[Exercise details]: Go through the material below and copy each line where the word "rolling" appears.

Data records
^^^^^^^^
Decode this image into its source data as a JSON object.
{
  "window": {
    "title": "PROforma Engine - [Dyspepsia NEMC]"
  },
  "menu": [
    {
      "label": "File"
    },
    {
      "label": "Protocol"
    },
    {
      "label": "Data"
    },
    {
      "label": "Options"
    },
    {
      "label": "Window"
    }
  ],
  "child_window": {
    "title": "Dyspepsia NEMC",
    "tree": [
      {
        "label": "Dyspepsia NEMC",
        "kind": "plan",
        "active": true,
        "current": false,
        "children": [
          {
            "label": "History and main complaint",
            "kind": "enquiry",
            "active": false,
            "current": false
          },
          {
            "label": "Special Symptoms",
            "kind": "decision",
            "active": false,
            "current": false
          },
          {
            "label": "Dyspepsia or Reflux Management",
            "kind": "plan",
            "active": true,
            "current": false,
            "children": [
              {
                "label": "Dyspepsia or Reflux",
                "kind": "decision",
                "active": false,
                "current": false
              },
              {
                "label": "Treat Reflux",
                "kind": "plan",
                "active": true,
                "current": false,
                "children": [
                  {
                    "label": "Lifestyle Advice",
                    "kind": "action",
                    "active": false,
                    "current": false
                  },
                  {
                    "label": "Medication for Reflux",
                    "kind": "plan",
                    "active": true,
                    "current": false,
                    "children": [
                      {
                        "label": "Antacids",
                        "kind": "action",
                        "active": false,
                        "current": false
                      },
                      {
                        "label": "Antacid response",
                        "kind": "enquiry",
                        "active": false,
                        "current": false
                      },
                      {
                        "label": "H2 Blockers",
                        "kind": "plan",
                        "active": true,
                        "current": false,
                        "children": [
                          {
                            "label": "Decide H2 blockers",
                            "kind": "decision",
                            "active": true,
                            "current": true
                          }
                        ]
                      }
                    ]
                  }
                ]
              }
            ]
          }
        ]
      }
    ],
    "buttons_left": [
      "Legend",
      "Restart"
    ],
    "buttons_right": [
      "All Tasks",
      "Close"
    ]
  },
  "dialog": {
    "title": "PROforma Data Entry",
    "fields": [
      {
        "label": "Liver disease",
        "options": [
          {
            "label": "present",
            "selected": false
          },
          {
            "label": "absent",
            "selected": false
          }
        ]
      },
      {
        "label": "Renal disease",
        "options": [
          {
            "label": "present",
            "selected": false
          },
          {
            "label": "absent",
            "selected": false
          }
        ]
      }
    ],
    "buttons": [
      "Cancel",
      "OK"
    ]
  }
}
^^^^^^^^
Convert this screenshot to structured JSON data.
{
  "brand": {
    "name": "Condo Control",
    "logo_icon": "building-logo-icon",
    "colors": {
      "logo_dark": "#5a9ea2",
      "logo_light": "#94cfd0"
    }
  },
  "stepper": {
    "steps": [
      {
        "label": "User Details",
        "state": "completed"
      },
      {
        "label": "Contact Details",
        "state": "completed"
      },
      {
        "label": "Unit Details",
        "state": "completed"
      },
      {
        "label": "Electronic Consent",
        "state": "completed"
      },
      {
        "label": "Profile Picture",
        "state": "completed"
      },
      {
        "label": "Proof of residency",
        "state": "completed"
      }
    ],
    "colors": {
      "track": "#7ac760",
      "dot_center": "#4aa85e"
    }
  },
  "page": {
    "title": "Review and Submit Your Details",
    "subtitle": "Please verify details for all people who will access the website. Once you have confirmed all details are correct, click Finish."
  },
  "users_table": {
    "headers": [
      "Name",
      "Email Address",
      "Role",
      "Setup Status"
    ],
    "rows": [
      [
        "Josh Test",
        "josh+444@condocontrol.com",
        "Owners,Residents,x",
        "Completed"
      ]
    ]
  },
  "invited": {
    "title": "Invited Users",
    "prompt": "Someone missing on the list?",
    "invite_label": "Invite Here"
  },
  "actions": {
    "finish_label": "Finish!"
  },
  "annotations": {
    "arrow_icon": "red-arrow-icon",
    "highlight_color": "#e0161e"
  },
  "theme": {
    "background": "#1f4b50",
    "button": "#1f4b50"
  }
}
^^^^^^^^
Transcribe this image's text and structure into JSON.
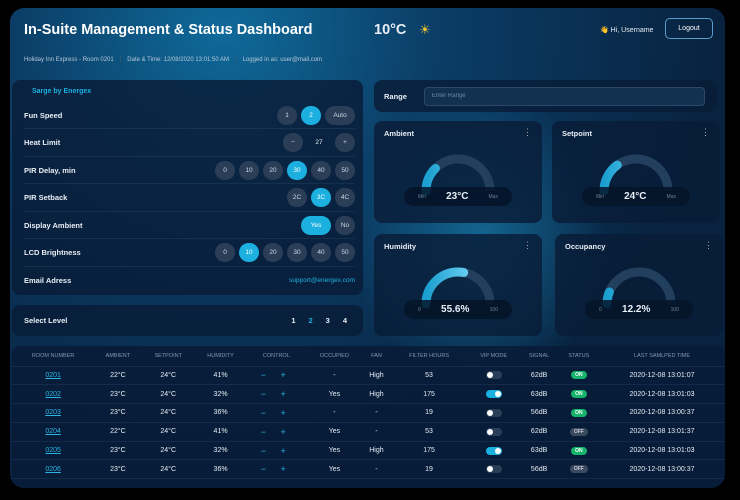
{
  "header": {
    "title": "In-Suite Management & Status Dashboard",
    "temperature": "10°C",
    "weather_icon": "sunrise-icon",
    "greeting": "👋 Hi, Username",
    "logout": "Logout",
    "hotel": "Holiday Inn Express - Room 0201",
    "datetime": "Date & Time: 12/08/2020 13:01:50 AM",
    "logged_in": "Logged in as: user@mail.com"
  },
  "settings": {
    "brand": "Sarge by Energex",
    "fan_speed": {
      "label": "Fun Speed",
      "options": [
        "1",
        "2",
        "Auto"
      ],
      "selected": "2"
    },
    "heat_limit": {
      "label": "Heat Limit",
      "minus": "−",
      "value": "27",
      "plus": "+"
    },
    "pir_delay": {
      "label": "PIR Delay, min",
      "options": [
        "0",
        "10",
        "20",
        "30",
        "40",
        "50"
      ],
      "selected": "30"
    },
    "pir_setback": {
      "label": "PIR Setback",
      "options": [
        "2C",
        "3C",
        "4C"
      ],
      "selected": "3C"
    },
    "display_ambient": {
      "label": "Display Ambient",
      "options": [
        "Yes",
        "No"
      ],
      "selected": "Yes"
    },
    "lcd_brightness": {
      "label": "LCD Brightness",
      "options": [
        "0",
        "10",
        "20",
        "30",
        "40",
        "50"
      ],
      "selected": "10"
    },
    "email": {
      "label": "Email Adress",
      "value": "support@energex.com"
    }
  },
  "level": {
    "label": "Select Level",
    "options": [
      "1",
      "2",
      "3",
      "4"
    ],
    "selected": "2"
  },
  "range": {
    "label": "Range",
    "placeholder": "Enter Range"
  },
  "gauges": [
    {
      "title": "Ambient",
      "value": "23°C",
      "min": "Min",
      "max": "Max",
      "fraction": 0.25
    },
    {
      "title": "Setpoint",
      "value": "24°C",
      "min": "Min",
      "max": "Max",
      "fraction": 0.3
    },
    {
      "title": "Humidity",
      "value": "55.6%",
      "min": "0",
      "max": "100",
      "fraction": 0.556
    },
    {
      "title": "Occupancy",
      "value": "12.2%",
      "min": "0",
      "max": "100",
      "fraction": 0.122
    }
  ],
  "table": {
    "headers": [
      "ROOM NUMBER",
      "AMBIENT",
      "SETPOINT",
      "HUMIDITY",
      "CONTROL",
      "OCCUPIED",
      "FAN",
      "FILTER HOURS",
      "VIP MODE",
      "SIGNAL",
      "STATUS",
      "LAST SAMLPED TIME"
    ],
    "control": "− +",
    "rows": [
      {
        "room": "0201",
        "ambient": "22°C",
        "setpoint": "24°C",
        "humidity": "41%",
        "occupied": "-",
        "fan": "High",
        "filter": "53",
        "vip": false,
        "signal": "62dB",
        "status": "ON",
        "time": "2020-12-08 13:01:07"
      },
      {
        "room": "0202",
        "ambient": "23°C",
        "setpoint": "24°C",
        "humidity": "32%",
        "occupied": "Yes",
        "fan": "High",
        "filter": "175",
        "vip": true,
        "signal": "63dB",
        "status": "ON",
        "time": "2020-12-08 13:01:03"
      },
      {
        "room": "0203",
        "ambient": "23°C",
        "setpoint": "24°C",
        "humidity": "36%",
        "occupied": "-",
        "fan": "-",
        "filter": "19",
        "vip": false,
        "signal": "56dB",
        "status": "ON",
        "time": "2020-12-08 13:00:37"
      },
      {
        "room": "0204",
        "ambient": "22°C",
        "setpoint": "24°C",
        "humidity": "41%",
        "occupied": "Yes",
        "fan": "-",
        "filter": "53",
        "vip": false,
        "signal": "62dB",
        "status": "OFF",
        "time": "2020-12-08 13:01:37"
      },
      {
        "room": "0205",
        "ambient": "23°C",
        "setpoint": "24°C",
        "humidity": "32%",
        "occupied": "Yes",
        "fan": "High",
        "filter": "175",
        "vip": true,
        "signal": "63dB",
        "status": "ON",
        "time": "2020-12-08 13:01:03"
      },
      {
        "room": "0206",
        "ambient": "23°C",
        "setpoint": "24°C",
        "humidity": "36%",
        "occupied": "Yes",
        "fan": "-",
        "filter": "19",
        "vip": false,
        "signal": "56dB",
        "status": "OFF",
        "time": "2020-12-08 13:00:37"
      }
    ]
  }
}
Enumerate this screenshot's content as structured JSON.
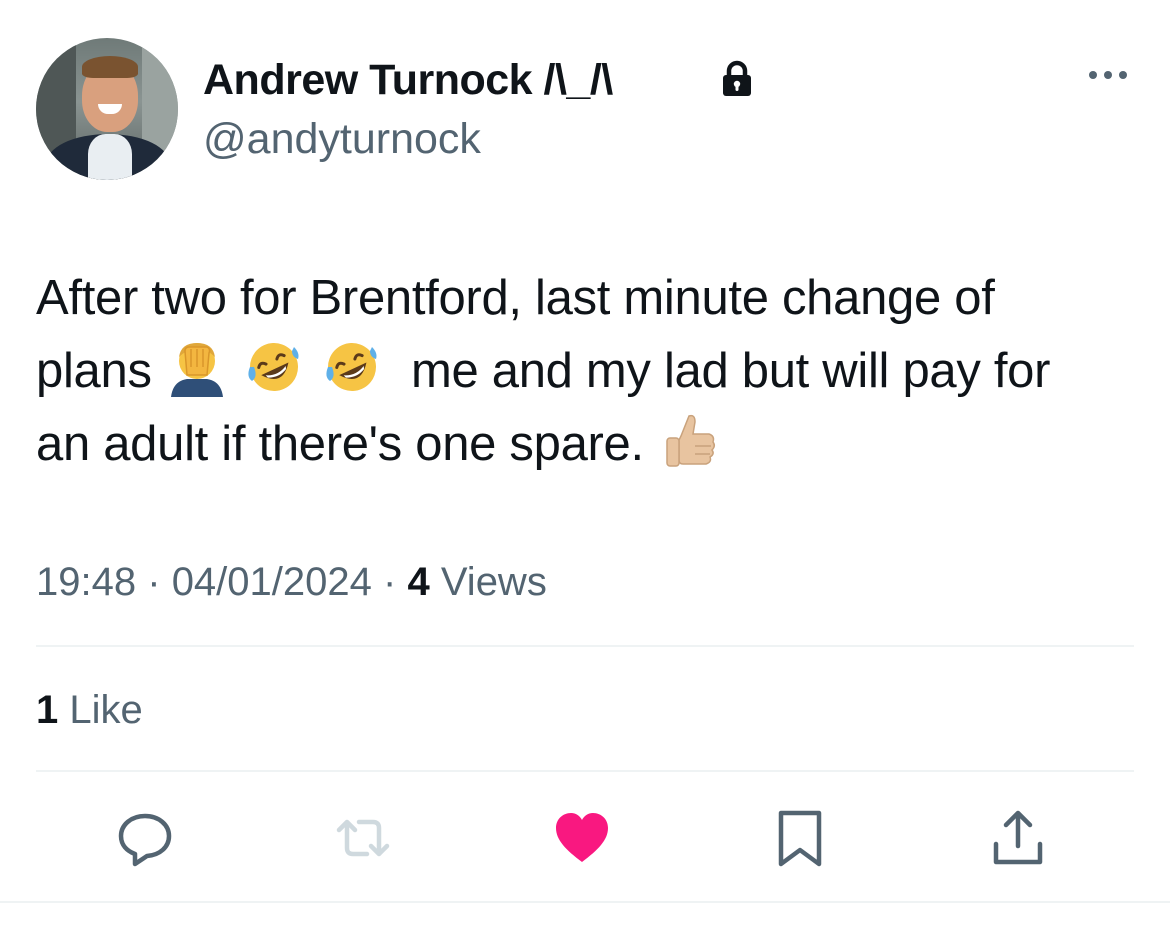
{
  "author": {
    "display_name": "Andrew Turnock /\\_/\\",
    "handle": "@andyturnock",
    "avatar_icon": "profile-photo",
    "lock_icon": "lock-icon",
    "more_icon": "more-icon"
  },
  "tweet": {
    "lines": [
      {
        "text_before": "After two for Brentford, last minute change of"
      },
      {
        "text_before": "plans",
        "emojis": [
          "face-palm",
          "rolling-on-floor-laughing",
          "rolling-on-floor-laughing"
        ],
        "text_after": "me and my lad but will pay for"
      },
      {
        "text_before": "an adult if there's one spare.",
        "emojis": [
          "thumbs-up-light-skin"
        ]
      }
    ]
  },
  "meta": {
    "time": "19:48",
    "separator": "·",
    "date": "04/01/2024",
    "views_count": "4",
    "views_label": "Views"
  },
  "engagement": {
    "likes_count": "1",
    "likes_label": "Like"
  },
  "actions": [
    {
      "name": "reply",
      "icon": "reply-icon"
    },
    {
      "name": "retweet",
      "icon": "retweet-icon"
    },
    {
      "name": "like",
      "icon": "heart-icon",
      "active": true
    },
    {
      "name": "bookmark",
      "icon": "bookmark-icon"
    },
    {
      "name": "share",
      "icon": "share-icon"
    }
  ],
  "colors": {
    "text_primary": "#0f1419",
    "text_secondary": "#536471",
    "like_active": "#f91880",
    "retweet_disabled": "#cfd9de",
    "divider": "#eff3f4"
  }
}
^^^^^^^^
[Result below]:
          "rolling-on-floor-laughing",
          "rolling-on-floor-laughing"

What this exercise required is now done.